[Stored records]
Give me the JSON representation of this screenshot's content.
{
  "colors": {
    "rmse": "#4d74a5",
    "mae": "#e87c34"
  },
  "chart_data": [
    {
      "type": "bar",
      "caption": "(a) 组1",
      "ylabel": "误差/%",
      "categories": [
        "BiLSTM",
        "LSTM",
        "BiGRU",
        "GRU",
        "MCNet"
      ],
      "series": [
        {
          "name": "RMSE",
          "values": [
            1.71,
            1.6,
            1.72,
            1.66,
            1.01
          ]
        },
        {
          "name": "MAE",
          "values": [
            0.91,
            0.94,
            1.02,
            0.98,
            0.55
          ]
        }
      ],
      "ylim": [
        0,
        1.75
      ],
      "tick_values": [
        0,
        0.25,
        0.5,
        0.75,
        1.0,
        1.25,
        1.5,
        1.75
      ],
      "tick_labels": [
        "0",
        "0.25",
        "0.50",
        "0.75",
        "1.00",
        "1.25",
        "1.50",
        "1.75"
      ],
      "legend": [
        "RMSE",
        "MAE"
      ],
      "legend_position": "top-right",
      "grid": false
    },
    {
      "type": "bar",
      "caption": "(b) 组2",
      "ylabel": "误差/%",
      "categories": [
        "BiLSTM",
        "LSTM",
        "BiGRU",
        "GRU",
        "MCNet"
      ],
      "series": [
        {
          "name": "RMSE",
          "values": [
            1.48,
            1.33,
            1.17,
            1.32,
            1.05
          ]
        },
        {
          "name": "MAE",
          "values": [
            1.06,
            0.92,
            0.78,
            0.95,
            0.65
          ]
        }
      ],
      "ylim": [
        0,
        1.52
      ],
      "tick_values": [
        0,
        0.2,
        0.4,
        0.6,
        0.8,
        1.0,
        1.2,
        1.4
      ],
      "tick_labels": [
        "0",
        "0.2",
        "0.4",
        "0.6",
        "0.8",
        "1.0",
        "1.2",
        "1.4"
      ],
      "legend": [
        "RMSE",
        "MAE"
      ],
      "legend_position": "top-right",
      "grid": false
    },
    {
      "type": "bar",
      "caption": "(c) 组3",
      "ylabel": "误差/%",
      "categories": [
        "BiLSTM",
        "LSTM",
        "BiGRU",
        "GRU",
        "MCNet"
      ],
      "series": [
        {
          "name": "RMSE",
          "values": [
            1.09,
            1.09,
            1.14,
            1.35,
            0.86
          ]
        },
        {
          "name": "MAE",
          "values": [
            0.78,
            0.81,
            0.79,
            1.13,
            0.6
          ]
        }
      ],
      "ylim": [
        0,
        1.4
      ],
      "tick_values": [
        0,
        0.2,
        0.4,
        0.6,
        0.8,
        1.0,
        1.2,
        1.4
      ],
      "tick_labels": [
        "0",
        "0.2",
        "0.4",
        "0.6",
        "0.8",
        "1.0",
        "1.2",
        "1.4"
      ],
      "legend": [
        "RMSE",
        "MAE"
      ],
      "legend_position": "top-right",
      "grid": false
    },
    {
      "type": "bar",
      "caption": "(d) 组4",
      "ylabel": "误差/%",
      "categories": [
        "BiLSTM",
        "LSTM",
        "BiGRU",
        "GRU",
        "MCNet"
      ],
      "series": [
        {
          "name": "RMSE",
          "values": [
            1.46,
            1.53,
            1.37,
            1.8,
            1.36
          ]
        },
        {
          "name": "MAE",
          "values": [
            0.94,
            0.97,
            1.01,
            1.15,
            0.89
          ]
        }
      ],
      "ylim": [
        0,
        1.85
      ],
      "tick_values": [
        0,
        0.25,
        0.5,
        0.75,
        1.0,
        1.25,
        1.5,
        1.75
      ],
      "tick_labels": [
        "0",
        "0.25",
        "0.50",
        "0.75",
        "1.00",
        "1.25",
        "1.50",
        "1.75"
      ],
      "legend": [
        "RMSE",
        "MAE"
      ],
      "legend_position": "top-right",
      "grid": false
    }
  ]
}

Written request - Restate every entry word for word.

Problem solution -
Give me the JSON representation of this screenshot's content.
{
  "colors": {
    "rmse": "#4d74a5",
    "mae": "#e87c34"
  },
  "chart_data": [
    {
      "type": "bar",
      "caption": "(a) 组1",
      "ylabel": "误差/%",
      "categories": [
        "BiLSTM",
        "LSTM",
        "BiGRU",
        "GRU",
        "MCNet"
      ],
      "series": [
        {
          "name": "RMSE",
          "values": [
            1.71,
            1.6,
            1.72,
            1.66,
            1.01
          ]
        },
        {
          "name": "MAE",
          "values": [
            0.91,
            0.94,
            1.02,
            0.98,
            0.55
          ]
        }
      ],
      "ylim": [
        0,
        1.75
      ],
      "tick_values": [
        0,
        0.25,
        0.5,
        0.75,
        1.0,
        1.25,
        1.5,
        1.75
      ],
      "tick_labels": [
        "0",
        "0.25",
        "0.50",
        "0.75",
        "1.00",
        "1.25",
        "1.50",
        "1.75"
      ],
      "legend": [
        "RMSE",
        "MAE"
      ],
      "legend_position": "top-right",
      "grid": false
    },
    {
      "type": "bar",
      "caption": "(b) 组2",
      "ylabel": "误差/%",
      "categories": [
        "BiLSTM",
        "LSTM",
        "BiGRU",
        "GRU",
        "MCNet"
      ],
      "series": [
        {
          "name": "RMSE",
          "values": [
            1.48,
            1.33,
            1.17,
            1.32,
            1.05
          ]
        },
        {
          "name": "MAE",
          "values": [
            1.06,
            0.92,
            0.78,
            0.95,
            0.65
          ]
        }
      ],
      "ylim": [
        0,
        1.52
      ],
      "tick_values": [
        0,
        0.2,
        0.4,
        0.6,
        0.8,
        1.0,
        1.2,
        1.4
      ],
      "tick_labels": [
        "0",
        "0.2",
        "0.4",
        "0.6",
        "0.8",
        "1.0",
        "1.2",
        "1.4"
      ],
      "legend": [
        "RMSE",
        "MAE"
      ],
      "legend_position": "top-right",
      "grid": false
    },
    {
      "type": "bar",
      "caption": "(c) 组3",
      "ylabel": "误差/%",
      "categories": [
        "BiLSTM",
        "LSTM",
        "BiGRU",
        "GRU",
        "MCNet"
      ],
      "series": [
        {
          "name": "RMSE",
          "values": [
            1.09,
            1.09,
            1.14,
            1.35,
            0.86
          ]
        },
        {
          "name": "MAE",
          "values": [
            0.78,
            0.81,
            0.79,
            1.13,
            0.6
          ]
        }
      ],
      "ylim": [
        0,
        1.4
      ],
      "tick_values": [
        0,
        0.2,
        0.4,
        0.6,
        0.8,
        1.0,
        1.2,
        1.4
      ],
      "tick_labels": [
        "0",
        "0.2",
        "0.4",
        "0.6",
        "0.8",
        "1.0",
        "1.2",
        "1.4"
      ],
      "legend": [
        "RMSE",
        "MAE"
      ],
      "legend_position": "top-right",
      "grid": false
    },
    {
      "type": "bar",
      "caption": "(d) 组4",
      "ylabel": "误差/%",
      "categories": [
        "BiLSTM",
        "LSTM",
        "BiGRU",
        "GRU",
        "MCNet"
      ],
      "series": [
        {
          "name": "RMSE",
          "values": [
            1.46,
            1.53,
            1.37,
            1.8,
            1.36
          ]
        },
        {
          "name": "MAE",
          "values": [
            0.94,
            0.97,
            1.01,
            1.15,
            0.89
          ]
        }
      ],
      "ylim": [
        0,
        1.85
      ],
      "tick_values": [
        0,
        0.25,
        0.5,
        0.75,
        1.0,
        1.25,
        1.5,
        1.75
      ],
      "tick_labels": [
        "0",
        "0.25",
        "0.50",
        "0.75",
        "1.00",
        "1.25",
        "1.50",
        "1.75"
      ],
      "legend": [
        "RMSE",
        "MAE"
      ],
      "legend_position": "top-right",
      "grid": false
    }
  ]
}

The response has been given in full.